§ **WRITTEN REQUEST**
Copy exactly the lines from the one containing "Convert this screenshot" through the last line of the records below, including both, and leave out any pictures.

++++ PROVIDED DATA ++++

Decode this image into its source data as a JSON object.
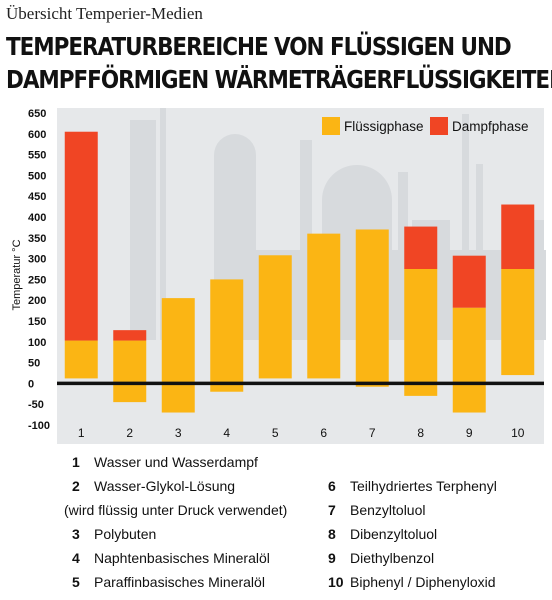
{
  "kicker": "Übersicht Temperier-Medien",
  "headline": {
    "line1": "TEMPERATURBEREICHE VON FLÜSSIGEN UND",
    "line2": "DAMPFFÖRMIGEN WÄRMETRÄGERFLÜSSIGKEITEN"
  },
  "colors": {
    "liquid": "#fbb514",
    "vapor": "#f04524",
    "background_panel": "#e6e8ea",
    "silhouette": "#d7dadd",
    "zero_line": "#111111"
  },
  "chart_data": {
    "type": "bar",
    "bar_style": "floating-range",
    "categories": [
      "1",
      "2",
      "3",
      "4",
      "5",
      "6",
      "7",
      "8",
      "9",
      "10"
    ],
    "ylabel": "Temperatur °C",
    "ylim": [
      -100,
      650
    ],
    "yticks": [
      650,
      600,
      550,
      500,
      450,
      400,
      350,
      300,
      250,
      200,
      150,
      100,
      50,
      0,
      -50,
      -100
    ],
    "legend_placement": "top-right",
    "series": [
      {
        "name": "Flüssigphase",
        "color": "#fbb514",
        "ranges": [
          [
            12,
            103
          ],
          [
            -45,
            103
          ],
          [
            -70,
            205
          ],
          [
            -20,
            250
          ],
          [
            12,
            308
          ],
          [
            12,
            360
          ],
          [
            -8,
            370
          ],
          [
            -30,
            275
          ],
          [
            -70,
            182
          ],
          [
            20,
            275
          ]
        ]
      },
      {
        "name": "Dampfphase",
        "color": "#f04524",
        "ranges": [
          [
            103,
            605
          ],
          [
            103,
            128
          ],
          null,
          null,
          null,
          null,
          null,
          [
            275,
            377
          ],
          [
            182,
            307
          ],
          [
            275,
            430
          ]
        ]
      }
    ]
  },
  "key_list": {
    "left": [
      {
        "num": "1",
        "text": "Wasser und Wasserdampf"
      },
      {
        "num": "2",
        "text": "Wasser-Glykol-Lösung"
      },
      {
        "num": "3",
        "text": "Polybuten"
      },
      {
        "num": "4",
        "text": "Naphtenbasisches Mineralöl"
      },
      {
        "num": "5",
        "text": "Paraffinbasisches Mineralöl"
      }
    ],
    "note": "(wird flüssig unter Druck verwendet)",
    "right": [
      {
        "num": "6",
        "text": "Teilhydriertes Terphenyl"
      },
      {
        "num": "7",
        "text": "Benzyltoluol"
      },
      {
        "num": "8",
        "text": "Dibenzyltoluol"
      },
      {
        "num": "9",
        "text": "Diethylbenzol"
      },
      {
        "num": "10",
        "text": "Biphenyl / Diphenyloxid"
      }
    ]
  }
}
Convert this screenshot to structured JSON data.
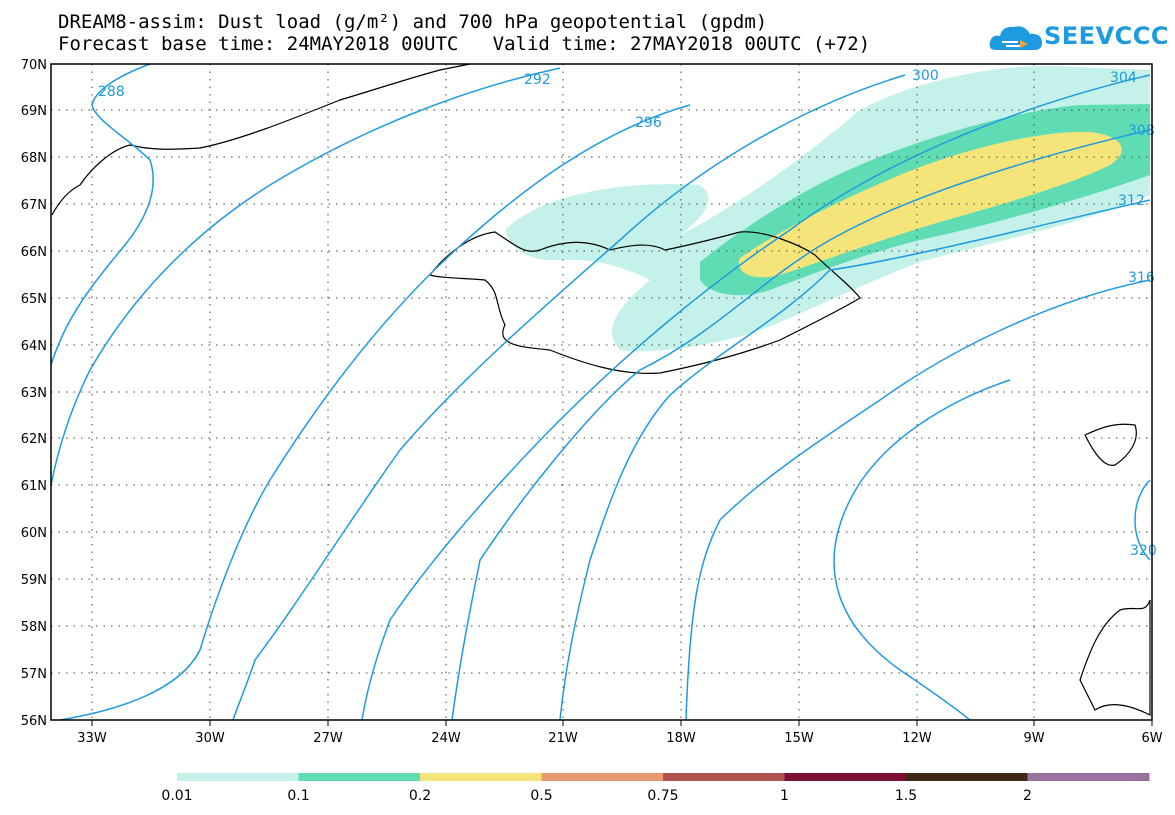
{
  "header": {
    "title_line1": "DREAM8-assim: Dust load (g/m²) and 700 hPa geopotential (gpdm)",
    "title_line2": "Forecast base time: 24MAY2018 00UTC   Valid time: 27MAY2018 00UTC (+72)"
  },
  "logo": {
    "text": "SEEVCCC",
    "icon": "cloud-icon",
    "color": "#1e9be0"
  },
  "map": {
    "lat_range": [
      56,
      70
    ],
    "lon_range": [
      -34.5,
      -6
    ],
    "lat_labels": [
      "70N",
      "69N",
      "68N",
      "67N",
      "66N",
      "65N",
      "64N",
      "63N",
      "62N",
      "61N",
      "60N",
      "59N",
      "58N",
      "57N",
      "56N"
    ],
    "lon_labels": [
      "33W",
      "30W",
      "27W",
      "24W",
      "21W",
      "18W",
      "15W",
      "12W",
      "9W",
      "6W"
    ],
    "contour_color": "#1e9be0",
    "contour_labels": [
      "288",
      "292",
      "296",
      "300",
      "304",
      "308",
      "312",
      "316",
      "320"
    ]
  },
  "legend": {
    "colors": [
      "#c4f2ea",
      "#5fdcb4",
      "#f5e47a",
      "#e59a6f",
      "#b25250",
      "#7e0f34",
      "#3d2a16",
      "#9a72a0"
    ],
    "labels": [
      "0.01",
      "0.1",
      "0.2",
      "0.5",
      "0.75",
      "1",
      "1.5",
      "2"
    ]
  }
}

++++

§ **FINISHED TASK**
Convert this screenshot to structured JSON data.
{
  "header": {
    "title_line1": "DREAM8-assim: Dust load (g/m²) and 700 hPa geopotential (gpdm)",
    "title_line2": "Forecast base time: 24MAY2018 00UTC   Valid time: 27MAY2018 00UTC (+72)"
  },
  "logo": {
    "text": "SEEVCCC",
    "icon": "cloud-icon",
    "color": "#1e9be0"
  },
  "map": {
    "lat_range": [
      56,
      70
    ],
    "lon_range": [
      -34.5,
      -6
    ],
    "lat_labels": [
      "70N",
      "69N",
      "68N",
      "67N",
      "66N",
      "65N",
      "64N",
      "63N",
      "62N",
      "61N",
      "60N",
      "59N",
      "58N",
      "57N",
      "56N"
    ],
    "lon_labels": [
      "33W",
      "30W",
      "27W",
      "24W",
      "21W",
      "18W",
      "15W",
      "12W",
      "9W",
      "6W"
    ],
    "contour_color": "#1e9be0",
    "contour_labels": [
      "288",
      "292",
      "296",
      "300",
      "304",
      "308",
      "312",
      "316",
      "320"
    ]
  },
  "legend": {
    "colors": [
      "#c4f2ea",
      "#5fdcb4",
      "#f5e47a",
      "#e59a6f",
      "#b25250",
      "#7e0f34",
      "#3d2a16",
      "#9a72a0"
    ],
    "labels": [
      "0.01",
      "0.1",
      "0.2",
      "0.5",
      "0.75",
      "1",
      "1.5",
      "2"
    ]
  }
}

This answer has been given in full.